■ **Data for this task**:
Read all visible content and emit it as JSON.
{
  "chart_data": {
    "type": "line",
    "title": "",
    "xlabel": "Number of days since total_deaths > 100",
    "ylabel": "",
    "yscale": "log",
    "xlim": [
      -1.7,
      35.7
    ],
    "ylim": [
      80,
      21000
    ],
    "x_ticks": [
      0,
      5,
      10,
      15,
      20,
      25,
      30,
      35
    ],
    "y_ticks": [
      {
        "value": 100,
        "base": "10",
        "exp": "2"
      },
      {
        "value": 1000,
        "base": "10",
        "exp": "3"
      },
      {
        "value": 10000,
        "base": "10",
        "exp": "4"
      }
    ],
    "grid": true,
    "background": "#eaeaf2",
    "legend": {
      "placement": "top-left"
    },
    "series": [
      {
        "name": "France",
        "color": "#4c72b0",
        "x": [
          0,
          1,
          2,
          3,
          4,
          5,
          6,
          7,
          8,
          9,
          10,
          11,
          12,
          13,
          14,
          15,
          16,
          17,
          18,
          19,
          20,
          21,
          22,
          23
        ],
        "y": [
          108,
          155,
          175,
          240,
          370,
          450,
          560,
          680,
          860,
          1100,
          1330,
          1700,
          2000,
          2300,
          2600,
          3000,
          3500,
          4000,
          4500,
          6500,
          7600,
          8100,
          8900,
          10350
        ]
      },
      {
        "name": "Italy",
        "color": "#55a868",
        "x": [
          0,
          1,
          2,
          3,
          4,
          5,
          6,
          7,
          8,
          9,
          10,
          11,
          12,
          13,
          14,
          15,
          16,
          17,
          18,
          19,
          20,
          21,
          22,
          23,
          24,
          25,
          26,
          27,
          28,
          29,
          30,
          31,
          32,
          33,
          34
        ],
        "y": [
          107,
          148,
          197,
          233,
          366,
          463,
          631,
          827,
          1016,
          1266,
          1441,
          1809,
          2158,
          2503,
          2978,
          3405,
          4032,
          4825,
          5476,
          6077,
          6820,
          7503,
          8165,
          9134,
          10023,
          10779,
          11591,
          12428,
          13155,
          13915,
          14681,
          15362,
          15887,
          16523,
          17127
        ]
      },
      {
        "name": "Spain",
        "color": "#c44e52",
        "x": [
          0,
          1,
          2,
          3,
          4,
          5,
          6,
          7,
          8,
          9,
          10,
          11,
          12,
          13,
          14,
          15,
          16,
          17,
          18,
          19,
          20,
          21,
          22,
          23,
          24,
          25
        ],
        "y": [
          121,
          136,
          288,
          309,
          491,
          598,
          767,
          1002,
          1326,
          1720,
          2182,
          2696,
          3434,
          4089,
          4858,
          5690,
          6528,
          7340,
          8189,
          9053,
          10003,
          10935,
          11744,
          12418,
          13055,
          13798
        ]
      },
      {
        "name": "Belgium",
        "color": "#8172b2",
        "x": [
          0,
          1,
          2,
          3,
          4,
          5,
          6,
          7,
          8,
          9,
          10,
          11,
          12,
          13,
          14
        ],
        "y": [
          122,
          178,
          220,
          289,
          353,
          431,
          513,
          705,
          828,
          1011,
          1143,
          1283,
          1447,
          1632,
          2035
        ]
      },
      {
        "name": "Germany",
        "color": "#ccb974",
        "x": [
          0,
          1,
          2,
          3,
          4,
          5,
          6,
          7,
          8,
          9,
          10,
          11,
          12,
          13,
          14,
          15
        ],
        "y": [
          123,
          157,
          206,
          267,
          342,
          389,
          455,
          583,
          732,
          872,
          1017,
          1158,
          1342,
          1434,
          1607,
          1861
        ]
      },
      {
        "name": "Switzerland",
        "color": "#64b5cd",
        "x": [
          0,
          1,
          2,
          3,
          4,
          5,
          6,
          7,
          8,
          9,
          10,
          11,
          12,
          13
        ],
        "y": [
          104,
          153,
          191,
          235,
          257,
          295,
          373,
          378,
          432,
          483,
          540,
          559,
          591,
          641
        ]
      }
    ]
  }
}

■ **What is expected**: Out of the records, collect only those lines that contain the string "color".

■ **Result below**:
        "color": "#4c72b0",
        "color": "#55a868",
        "color": "#c44e52",
        "color": "#8172b2",
        "color": "#ccb974",
        "color": "#64b5cd",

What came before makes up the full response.